═════ SUPPLIED RECORDS ═════
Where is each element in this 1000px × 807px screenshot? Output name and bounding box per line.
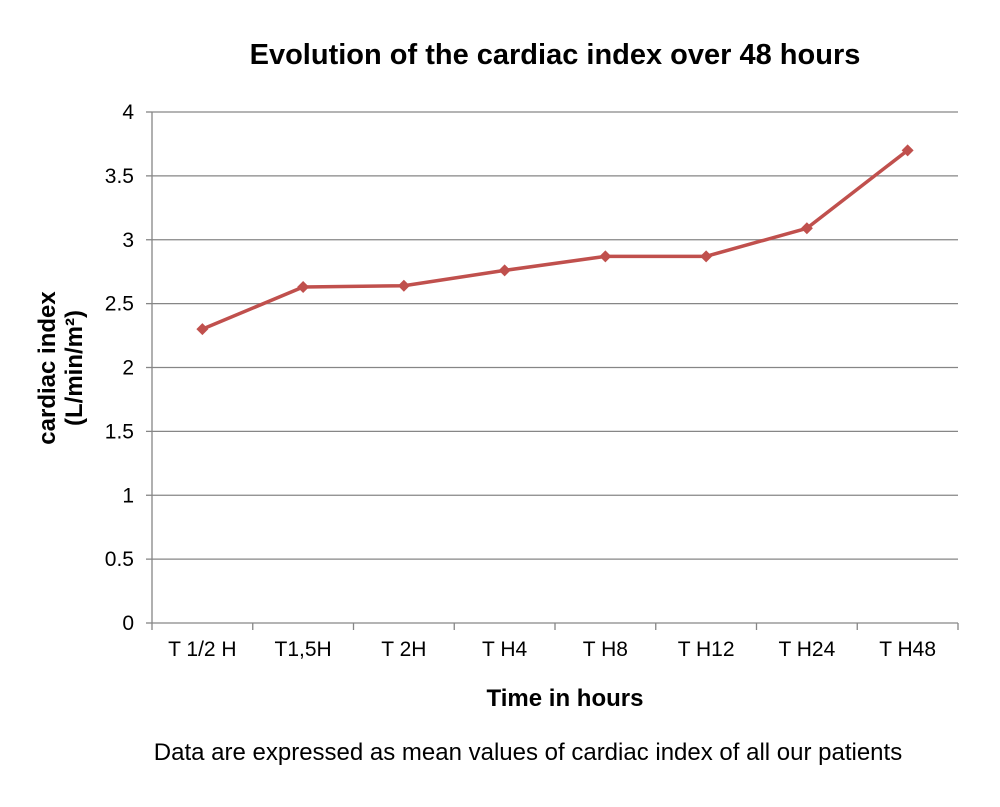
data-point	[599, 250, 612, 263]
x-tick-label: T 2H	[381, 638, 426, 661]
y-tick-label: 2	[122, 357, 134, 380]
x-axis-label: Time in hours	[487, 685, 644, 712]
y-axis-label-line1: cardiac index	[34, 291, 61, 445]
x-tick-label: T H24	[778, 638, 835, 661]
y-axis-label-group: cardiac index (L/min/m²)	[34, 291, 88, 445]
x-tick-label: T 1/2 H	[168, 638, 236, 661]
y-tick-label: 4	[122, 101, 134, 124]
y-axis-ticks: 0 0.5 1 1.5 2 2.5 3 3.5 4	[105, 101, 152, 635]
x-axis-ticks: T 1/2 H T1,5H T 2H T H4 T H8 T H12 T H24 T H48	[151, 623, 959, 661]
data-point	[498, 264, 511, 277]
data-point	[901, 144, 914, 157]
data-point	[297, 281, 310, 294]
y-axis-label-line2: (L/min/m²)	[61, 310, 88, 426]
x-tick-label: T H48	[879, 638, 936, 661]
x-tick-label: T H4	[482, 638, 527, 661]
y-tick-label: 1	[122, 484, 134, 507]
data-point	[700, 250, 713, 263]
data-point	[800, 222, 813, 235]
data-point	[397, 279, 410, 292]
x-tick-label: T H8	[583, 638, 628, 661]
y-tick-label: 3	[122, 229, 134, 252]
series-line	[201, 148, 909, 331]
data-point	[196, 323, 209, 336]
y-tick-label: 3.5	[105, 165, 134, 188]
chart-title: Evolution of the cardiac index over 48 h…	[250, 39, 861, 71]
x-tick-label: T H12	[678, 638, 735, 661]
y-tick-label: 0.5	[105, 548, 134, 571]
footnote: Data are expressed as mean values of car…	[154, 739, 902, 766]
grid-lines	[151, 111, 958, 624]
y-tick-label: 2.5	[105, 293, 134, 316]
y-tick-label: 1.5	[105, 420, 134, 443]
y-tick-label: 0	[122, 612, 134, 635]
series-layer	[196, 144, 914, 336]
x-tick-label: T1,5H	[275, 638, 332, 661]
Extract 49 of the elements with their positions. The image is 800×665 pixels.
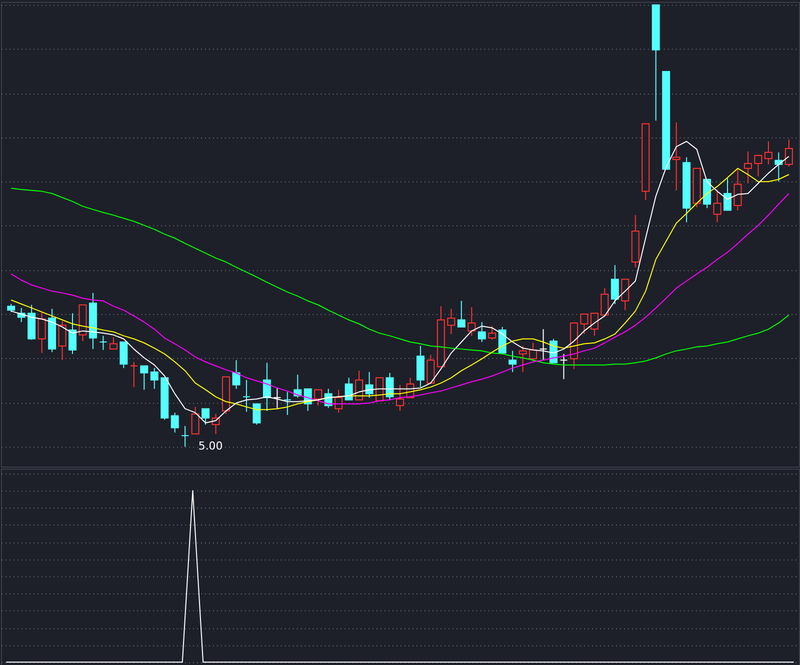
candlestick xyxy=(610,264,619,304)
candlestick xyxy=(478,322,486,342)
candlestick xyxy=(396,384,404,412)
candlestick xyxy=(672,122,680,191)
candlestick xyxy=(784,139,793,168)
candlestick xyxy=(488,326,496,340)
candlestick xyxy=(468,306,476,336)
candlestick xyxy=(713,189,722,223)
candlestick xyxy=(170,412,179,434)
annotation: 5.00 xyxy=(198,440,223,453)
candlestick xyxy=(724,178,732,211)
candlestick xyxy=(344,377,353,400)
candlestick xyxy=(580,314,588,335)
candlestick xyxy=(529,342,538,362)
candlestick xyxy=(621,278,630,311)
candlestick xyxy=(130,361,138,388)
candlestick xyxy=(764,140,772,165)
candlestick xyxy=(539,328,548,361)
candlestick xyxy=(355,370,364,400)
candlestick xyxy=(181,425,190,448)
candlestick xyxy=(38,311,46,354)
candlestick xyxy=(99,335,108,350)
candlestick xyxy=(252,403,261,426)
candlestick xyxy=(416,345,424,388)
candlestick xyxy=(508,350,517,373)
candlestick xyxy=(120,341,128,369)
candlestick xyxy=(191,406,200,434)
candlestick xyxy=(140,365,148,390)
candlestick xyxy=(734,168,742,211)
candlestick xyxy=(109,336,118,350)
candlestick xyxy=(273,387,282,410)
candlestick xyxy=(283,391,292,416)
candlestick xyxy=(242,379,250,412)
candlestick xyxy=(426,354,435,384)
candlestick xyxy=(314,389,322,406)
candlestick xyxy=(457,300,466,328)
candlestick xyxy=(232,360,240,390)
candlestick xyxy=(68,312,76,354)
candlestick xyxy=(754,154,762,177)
═════
## PROMPT
Reproduce all of the items above with every occurrence of "candlestick" changed to "candle" and everything else left unchanged, omitting the pictures.

## EXERCISE OUTPUT
Where is each element in this 1000px × 807px screenshot? Output name and bounding box per line.
data-point	[599, 250, 612, 263]
x-tick-label: T 2H	[381, 638, 426, 661]
y-tick-label: 2	[122, 357, 134, 380]
x-axis-label: Time in hours	[487, 685, 644, 712]
y-axis-label-line1: cardiac index	[34, 291, 61, 445]
x-tick-label: T H24	[778, 638, 835, 661]
y-axis-label-group: cardiac index (L/min/m²)	[34, 291, 88, 445]
x-tick-label: T 1/2 H	[168, 638, 236, 661]
y-tick-label: 4	[122, 101, 134, 124]
y-axis-ticks: 0 0.5 1 1.5 2 2.5 3 3.5 4	[105, 101, 152, 635]
x-axis-ticks: T 1/2 H T1,5H T 2H T H4 T H8 T H12 T H24 T H48	[151, 623, 959, 661]
data-point	[498, 264, 511, 277]
data-point	[901, 144, 914, 157]
data-point	[297, 281, 310, 294]
y-axis-label-line2: (L/min/m²)	[61, 310, 88, 426]
x-tick-label: T H48	[879, 638, 936, 661]
x-tick-label: T H4	[482, 638, 527, 661]
y-tick-label: 1	[122, 484, 134, 507]
data-point	[700, 250, 713, 263]
data-point	[800, 222, 813, 235]
data-point	[397, 279, 410, 292]
x-tick-label: T H8	[583, 638, 628, 661]
y-tick-label: 3	[122, 229, 134, 252]
series-line	[201, 148, 909, 331]
data-point	[196, 323, 209, 336]
y-tick-label: 3.5	[105, 165, 134, 188]
chart-title: Evolution of the cardiac index over 48 h…	[250, 39, 861, 71]
x-tick-label: T H12	[678, 638, 735, 661]
y-tick-label: 0.5	[105, 548, 134, 571]
footnote: Data are expressed as mean values of car…	[154, 739, 902, 766]
grid-lines	[151, 111, 958, 624]
y-tick-label: 2.5	[105, 293, 134, 316]
y-tick-label: 1.5	[105, 420, 134, 443]
y-tick-label: 0	[122, 612, 134, 635]
series-layer	[196, 144, 914, 336]
x-tick-label: T1,5H	[275, 638, 332, 661]
Extract 49 of the elements with their positions. The image is 800×665 pixels.
candle xyxy=(610,264,619,304)
candle xyxy=(478,322,486,342)
candle xyxy=(396,384,404,412)
candle xyxy=(672,122,680,191)
candle xyxy=(784,139,793,168)
candle xyxy=(488,326,496,340)
candle xyxy=(468,306,476,336)
candle xyxy=(713,189,722,223)
candle xyxy=(170,412,179,434)
annotation: 5.00 xyxy=(198,440,223,453)
candle xyxy=(724,178,732,211)
candle xyxy=(344,377,353,400)
candle xyxy=(580,314,588,335)
candle xyxy=(529,342,538,362)
candle xyxy=(621,278,630,311)
candle xyxy=(130,361,138,388)
candle xyxy=(764,140,772,165)
candle xyxy=(539,328,548,361)
candle xyxy=(355,370,364,400)
candle xyxy=(181,425,190,448)
candle xyxy=(38,311,46,354)
candle xyxy=(99,335,108,350)
candle xyxy=(252,403,261,426)
candle xyxy=(416,345,424,388)
candle xyxy=(508,350,517,373)
candle xyxy=(120,341,128,369)
candle xyxy=(191,406,200,434)
candle xyxy=(140,365,148,390)
candle xyxy=(734,168,742,211)
candle xyxy=(109,336,118,350)
candle xyxy=(273,387,282,410)
candle xyxy=(283,391,292,416)
candle xyxy=(242,379,250,412)
candle xyxy=(426,354,435,384)
candle xyxy=(314,389,322,406)
candle xyxy=(457,300,466,328)
candle xyxy=(232,360,240,390)
candle xyxy=(68,312,76,354)
candle xyxy=(754,154,762,177)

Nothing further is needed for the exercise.